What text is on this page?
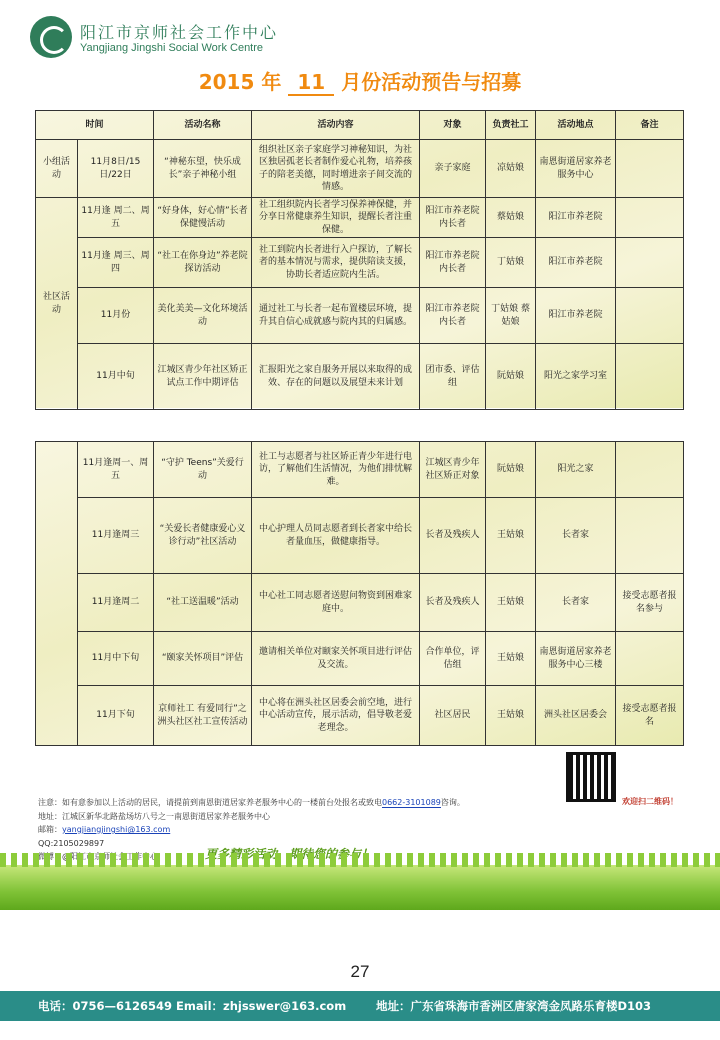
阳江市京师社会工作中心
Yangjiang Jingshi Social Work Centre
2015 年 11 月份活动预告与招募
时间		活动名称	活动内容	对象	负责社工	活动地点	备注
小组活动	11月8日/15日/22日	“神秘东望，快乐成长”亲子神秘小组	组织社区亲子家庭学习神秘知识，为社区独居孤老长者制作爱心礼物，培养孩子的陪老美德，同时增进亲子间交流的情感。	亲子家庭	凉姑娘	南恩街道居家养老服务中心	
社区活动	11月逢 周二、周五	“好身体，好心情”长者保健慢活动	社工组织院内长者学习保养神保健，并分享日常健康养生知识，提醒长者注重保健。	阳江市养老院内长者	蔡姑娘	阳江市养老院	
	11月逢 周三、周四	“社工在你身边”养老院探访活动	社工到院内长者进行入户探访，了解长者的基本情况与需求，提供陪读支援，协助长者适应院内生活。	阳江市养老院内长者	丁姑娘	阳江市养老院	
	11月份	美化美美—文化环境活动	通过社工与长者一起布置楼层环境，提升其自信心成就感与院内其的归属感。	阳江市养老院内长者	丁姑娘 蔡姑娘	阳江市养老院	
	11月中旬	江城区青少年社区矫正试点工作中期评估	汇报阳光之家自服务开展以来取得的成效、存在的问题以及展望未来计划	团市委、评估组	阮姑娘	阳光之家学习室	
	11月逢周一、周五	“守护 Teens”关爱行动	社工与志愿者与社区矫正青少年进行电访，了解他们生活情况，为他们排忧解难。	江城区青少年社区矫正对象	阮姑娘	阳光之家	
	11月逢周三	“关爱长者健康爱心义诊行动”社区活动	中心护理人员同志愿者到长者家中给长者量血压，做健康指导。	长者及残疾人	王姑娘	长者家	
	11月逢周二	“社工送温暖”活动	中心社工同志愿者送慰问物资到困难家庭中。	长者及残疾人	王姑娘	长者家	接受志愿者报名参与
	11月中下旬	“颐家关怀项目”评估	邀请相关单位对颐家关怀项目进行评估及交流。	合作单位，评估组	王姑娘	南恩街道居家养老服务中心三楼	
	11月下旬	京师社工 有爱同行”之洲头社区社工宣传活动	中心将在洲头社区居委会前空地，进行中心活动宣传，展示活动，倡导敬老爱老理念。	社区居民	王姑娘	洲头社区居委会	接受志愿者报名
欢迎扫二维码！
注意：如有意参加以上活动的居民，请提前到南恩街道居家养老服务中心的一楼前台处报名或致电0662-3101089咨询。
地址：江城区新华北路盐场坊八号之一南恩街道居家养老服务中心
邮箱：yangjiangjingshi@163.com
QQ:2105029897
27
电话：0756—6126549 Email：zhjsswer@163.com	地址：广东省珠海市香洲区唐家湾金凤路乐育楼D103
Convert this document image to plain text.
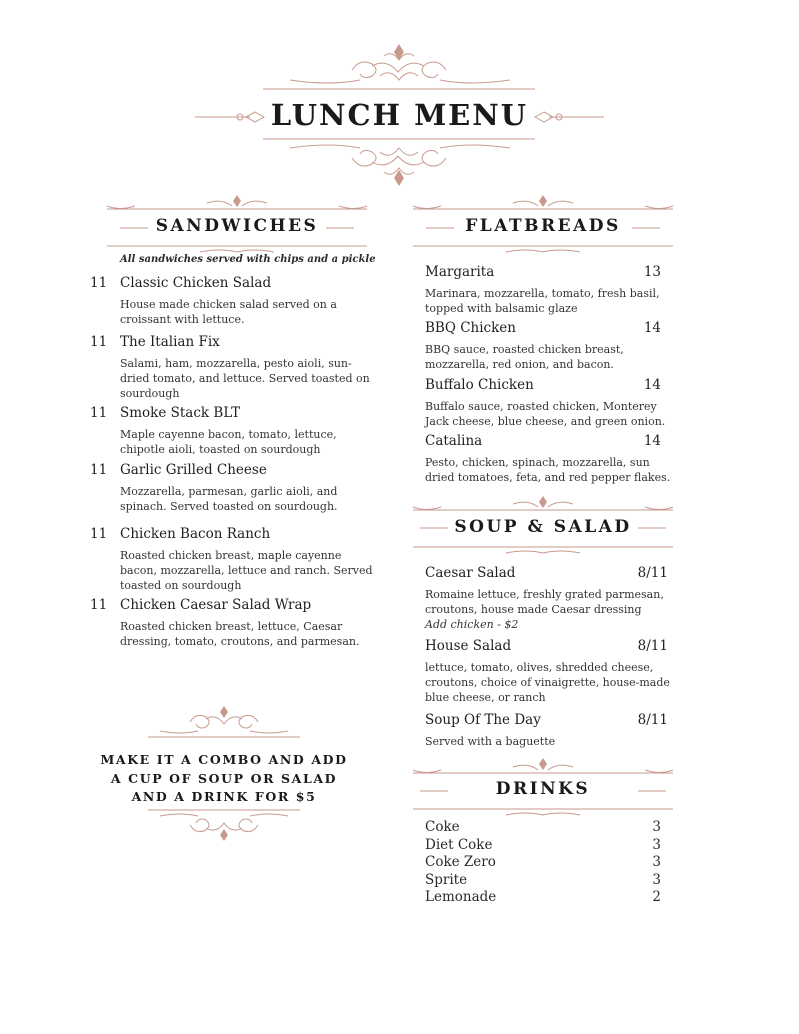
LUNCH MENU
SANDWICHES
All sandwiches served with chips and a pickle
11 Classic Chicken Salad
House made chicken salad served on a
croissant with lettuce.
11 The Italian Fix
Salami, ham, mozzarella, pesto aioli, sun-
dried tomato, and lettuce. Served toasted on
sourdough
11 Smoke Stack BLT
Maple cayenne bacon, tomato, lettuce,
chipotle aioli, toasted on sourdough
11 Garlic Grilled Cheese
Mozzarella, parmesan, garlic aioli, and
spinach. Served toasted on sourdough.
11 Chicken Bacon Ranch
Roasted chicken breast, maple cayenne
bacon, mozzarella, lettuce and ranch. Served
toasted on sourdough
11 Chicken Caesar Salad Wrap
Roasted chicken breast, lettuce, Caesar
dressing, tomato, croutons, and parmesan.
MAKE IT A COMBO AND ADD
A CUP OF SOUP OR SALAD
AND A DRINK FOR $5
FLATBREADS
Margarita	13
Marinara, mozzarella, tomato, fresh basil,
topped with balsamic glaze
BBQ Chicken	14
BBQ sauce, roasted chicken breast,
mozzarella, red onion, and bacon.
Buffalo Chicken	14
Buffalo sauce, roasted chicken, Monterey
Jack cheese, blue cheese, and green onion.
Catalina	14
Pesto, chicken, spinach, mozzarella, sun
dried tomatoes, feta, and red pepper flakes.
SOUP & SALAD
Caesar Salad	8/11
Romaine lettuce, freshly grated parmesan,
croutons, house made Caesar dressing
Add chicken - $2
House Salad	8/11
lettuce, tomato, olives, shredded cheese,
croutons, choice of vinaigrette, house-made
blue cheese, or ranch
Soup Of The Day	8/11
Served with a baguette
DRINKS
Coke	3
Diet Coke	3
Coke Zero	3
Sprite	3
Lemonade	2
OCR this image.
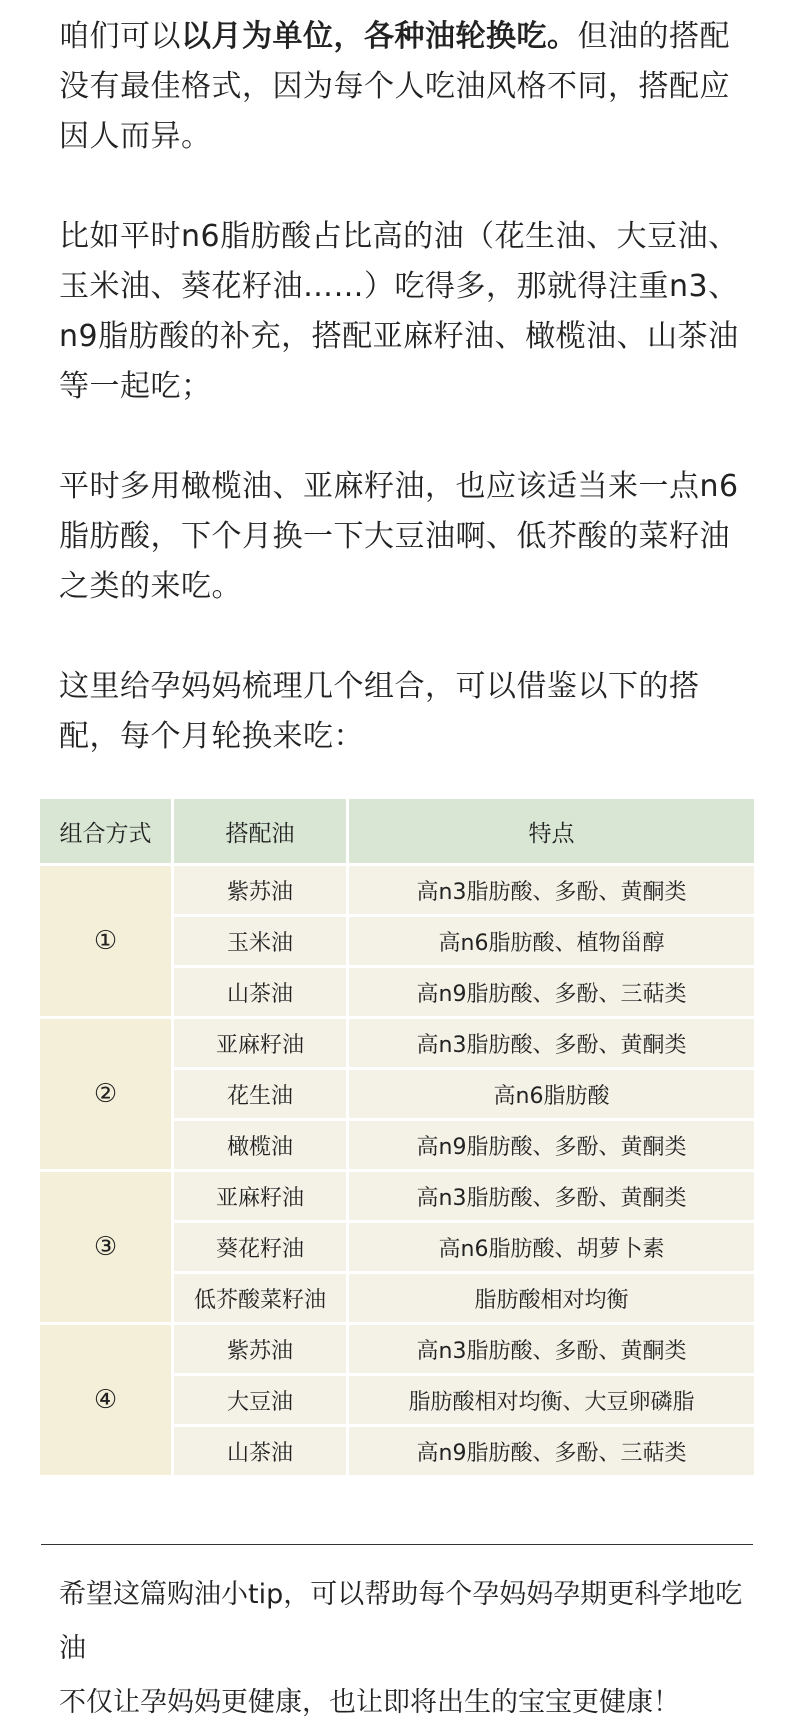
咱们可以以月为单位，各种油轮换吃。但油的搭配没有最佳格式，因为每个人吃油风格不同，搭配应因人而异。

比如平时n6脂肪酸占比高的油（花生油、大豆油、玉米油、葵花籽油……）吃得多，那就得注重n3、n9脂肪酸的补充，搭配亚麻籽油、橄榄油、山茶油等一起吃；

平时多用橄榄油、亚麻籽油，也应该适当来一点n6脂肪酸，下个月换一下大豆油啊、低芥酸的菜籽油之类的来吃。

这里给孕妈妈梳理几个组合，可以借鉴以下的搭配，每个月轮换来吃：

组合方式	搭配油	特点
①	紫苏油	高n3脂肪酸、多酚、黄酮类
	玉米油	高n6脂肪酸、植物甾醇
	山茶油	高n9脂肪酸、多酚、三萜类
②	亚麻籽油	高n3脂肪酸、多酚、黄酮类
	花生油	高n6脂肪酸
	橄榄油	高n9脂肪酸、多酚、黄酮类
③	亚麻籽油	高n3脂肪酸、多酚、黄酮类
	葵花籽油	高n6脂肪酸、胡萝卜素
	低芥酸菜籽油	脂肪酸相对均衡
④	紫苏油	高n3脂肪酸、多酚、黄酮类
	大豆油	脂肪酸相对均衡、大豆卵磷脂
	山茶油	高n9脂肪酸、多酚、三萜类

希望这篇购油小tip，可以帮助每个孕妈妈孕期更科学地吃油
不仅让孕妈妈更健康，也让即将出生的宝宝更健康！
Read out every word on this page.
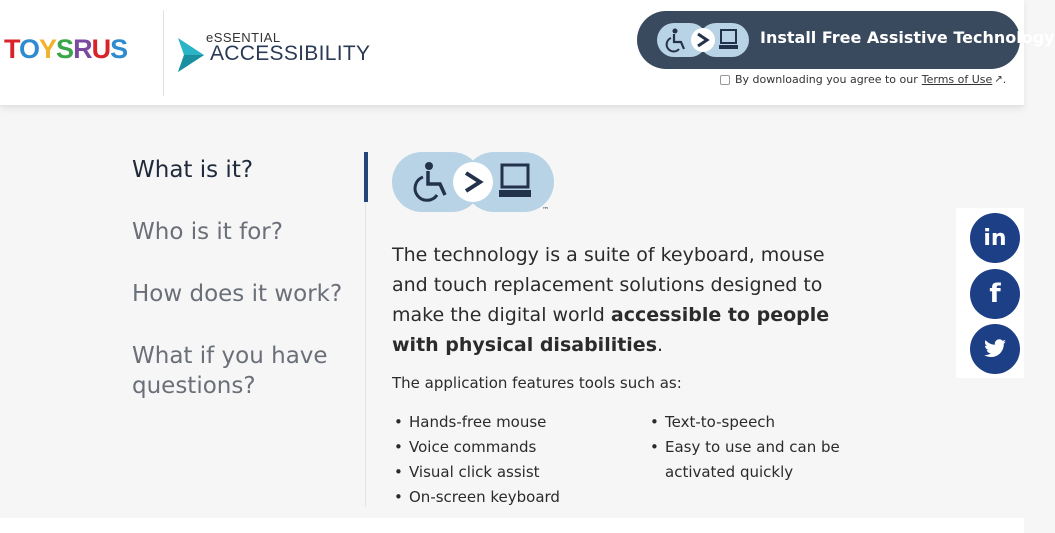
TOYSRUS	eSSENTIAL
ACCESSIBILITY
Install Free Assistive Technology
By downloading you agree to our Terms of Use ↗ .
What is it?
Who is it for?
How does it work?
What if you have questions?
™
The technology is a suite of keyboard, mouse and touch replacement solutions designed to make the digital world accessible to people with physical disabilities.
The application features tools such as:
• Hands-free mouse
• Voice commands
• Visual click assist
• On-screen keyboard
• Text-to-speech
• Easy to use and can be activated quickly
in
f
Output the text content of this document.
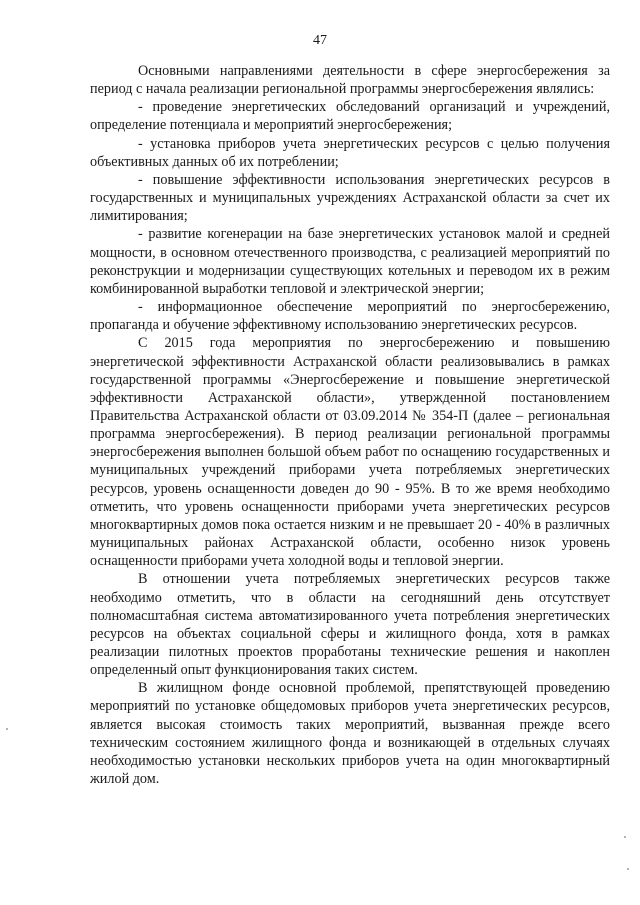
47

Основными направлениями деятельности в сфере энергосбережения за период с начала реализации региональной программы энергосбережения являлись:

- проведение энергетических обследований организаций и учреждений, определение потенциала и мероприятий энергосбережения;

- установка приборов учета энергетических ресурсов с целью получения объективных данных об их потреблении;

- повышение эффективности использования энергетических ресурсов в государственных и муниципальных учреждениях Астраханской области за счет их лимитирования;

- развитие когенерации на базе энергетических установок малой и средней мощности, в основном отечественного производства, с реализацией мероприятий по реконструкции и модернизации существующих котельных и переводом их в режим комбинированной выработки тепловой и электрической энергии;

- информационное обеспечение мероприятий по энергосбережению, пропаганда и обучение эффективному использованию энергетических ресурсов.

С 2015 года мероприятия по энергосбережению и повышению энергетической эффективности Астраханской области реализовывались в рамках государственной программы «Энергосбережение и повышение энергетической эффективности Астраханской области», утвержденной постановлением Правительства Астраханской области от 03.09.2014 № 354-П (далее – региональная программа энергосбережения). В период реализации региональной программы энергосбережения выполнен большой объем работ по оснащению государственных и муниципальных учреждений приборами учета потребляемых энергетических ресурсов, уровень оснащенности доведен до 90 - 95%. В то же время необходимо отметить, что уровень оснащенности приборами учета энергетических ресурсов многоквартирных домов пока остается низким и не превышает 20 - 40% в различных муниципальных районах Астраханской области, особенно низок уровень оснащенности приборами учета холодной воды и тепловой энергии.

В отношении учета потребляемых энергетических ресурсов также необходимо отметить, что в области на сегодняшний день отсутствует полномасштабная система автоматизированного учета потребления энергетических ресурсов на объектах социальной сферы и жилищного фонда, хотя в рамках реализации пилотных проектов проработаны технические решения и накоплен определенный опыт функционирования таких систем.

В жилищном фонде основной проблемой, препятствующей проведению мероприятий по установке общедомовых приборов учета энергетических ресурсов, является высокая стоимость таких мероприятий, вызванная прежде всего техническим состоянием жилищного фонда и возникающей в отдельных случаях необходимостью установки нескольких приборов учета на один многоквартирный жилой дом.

Task description: Find the lines of the material that hold the word "приборов" and report their count alone.

Problem solution: 2